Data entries
__________________________________________________
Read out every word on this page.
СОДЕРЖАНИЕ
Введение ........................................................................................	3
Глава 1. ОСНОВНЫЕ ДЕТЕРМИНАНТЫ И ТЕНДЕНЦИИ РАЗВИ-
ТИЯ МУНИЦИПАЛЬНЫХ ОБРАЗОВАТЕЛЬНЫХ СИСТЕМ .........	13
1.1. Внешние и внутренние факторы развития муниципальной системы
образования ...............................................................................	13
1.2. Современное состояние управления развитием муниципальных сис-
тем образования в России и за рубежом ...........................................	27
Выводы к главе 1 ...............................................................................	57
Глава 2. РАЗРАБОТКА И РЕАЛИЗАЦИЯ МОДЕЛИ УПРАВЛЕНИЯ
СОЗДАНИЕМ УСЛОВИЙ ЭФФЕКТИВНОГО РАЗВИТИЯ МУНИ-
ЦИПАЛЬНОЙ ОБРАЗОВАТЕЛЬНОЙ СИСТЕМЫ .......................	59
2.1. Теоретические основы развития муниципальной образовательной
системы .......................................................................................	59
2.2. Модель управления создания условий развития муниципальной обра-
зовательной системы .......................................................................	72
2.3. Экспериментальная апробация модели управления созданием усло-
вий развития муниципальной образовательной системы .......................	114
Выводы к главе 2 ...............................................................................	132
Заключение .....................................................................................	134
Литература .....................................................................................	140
__________________________________________________
**Exercise aim**
Answer with one number: how many lines in the listing hold "муниципальной".

**Result below**
4